WORK INSTRUCTIONS: Wherever the word "gone" appears in a line, copy that line.

RECORDS TO USE:
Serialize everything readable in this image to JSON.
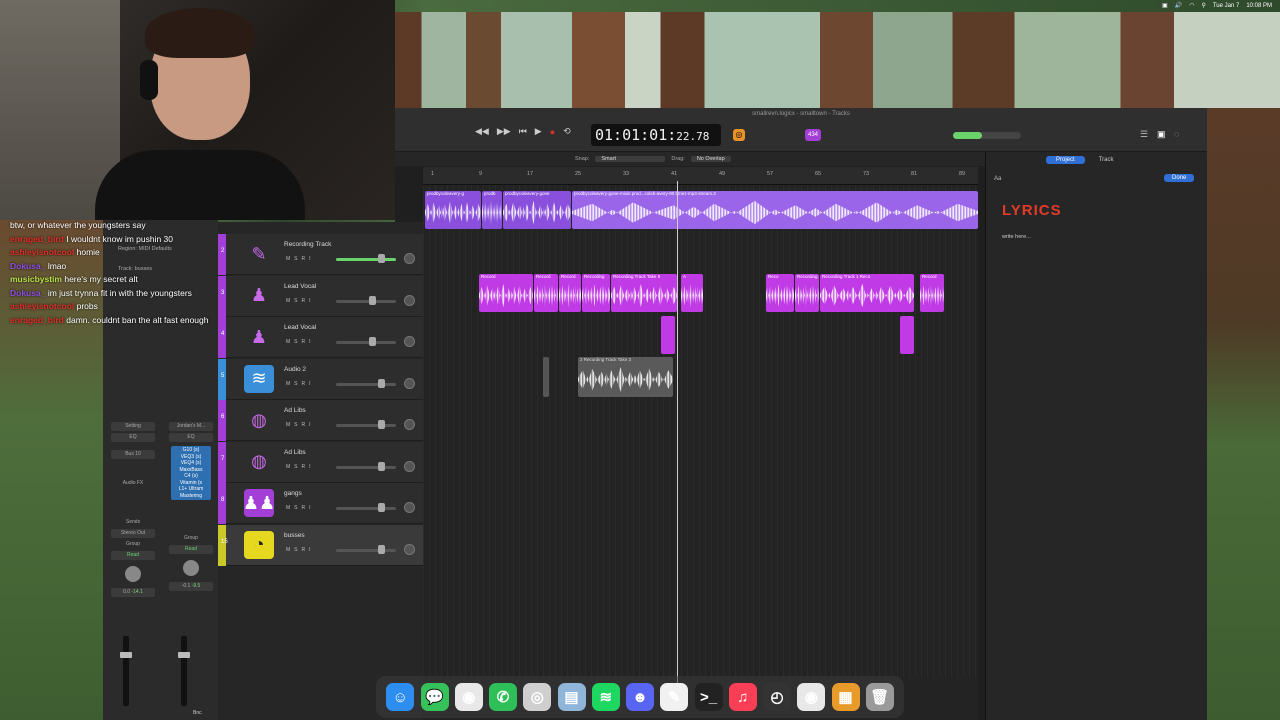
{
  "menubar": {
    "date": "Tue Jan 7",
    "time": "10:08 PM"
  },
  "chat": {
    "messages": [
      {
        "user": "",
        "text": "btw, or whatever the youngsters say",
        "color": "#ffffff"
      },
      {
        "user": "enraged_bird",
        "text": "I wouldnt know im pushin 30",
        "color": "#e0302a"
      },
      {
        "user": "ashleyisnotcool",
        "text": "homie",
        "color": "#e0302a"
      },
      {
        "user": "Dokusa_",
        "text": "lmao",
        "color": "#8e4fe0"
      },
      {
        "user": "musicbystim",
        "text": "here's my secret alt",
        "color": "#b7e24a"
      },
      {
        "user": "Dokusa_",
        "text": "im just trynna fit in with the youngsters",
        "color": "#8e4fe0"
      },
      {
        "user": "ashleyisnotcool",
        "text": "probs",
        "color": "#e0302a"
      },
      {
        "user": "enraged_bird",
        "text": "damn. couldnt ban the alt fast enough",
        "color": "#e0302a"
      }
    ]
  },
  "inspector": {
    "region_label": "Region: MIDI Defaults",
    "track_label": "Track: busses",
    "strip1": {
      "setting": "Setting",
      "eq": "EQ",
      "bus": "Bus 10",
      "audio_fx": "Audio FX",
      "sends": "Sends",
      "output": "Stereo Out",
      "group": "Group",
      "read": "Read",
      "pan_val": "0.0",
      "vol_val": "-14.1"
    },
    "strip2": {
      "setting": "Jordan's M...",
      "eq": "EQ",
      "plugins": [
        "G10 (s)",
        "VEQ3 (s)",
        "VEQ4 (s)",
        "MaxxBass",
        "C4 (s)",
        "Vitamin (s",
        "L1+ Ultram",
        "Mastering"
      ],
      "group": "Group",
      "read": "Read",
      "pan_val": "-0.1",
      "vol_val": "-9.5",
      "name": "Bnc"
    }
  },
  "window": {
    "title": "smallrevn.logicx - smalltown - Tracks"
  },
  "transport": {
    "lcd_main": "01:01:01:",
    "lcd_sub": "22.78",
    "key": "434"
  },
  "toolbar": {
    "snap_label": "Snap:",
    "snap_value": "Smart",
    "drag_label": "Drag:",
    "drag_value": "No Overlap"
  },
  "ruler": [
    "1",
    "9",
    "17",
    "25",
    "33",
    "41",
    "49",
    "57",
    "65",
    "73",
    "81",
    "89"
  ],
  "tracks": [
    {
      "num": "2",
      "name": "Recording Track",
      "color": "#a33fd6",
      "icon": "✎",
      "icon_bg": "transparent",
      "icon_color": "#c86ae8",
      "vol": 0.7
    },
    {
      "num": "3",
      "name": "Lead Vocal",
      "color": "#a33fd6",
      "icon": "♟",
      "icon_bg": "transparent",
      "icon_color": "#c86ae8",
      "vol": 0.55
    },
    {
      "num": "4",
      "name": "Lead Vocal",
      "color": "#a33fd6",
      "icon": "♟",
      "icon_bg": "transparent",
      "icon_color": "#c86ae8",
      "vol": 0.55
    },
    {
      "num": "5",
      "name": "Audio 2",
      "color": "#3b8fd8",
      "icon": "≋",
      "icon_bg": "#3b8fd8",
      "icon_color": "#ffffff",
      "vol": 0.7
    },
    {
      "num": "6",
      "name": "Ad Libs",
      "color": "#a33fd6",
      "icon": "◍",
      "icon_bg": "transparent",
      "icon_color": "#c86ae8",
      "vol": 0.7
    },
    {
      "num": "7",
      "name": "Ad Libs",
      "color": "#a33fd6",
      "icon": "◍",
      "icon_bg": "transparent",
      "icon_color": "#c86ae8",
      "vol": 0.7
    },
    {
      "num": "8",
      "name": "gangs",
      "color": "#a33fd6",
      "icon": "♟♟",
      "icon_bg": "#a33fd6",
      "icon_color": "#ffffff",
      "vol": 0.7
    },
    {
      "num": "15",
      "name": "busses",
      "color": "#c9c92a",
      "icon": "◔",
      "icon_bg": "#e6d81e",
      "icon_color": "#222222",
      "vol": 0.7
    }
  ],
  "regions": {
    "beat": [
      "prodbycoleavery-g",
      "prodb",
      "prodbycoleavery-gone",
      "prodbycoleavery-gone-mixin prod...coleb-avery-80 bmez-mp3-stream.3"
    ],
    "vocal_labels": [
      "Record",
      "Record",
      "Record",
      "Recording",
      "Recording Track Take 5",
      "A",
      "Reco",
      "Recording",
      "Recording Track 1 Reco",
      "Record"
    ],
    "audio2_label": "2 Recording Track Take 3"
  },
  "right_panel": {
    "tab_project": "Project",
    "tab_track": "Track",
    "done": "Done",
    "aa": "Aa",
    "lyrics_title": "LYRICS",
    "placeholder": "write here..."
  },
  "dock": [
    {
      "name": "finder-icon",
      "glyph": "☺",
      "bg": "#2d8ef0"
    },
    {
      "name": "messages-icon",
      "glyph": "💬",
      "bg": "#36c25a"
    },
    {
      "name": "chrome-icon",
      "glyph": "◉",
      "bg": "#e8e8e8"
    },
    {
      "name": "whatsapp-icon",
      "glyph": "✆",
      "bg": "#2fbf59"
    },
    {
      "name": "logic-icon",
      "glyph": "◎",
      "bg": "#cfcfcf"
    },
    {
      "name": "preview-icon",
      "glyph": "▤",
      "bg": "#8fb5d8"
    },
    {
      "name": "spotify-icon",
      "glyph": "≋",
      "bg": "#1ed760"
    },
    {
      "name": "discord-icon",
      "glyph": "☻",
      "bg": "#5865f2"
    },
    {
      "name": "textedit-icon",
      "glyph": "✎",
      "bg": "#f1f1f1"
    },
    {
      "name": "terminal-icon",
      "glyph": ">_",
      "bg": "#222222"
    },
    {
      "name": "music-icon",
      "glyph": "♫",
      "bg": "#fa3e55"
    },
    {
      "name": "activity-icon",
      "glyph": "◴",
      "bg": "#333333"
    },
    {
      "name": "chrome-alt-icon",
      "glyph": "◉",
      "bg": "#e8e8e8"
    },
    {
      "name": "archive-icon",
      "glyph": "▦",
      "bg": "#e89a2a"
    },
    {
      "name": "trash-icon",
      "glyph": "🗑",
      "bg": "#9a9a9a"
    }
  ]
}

==

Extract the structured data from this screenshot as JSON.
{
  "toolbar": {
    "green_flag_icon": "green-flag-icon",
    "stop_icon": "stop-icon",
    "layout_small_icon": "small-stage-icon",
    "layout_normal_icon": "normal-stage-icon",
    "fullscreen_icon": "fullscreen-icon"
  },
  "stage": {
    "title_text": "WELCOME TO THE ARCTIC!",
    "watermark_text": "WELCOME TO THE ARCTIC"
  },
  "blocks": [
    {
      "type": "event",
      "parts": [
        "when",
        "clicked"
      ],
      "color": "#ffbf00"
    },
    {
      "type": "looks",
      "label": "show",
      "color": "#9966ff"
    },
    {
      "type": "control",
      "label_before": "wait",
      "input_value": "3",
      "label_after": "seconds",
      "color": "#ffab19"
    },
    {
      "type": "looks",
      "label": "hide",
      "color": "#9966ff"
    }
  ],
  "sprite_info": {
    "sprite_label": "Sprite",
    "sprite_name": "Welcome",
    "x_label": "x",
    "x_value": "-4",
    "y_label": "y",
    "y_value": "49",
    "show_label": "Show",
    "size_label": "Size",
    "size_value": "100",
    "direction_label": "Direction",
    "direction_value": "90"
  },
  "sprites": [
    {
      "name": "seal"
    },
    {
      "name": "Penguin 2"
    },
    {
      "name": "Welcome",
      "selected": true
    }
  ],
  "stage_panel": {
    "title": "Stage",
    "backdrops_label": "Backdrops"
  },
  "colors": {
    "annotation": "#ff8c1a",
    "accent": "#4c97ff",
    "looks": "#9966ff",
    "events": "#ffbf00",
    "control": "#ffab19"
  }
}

ANSWER TO THIS EXERCISE:
      "prodbycoleavery-gone",
      "prodbycoleavery-gone-mixin prod...coleb-avery-80 bmez-mp3-stream.3"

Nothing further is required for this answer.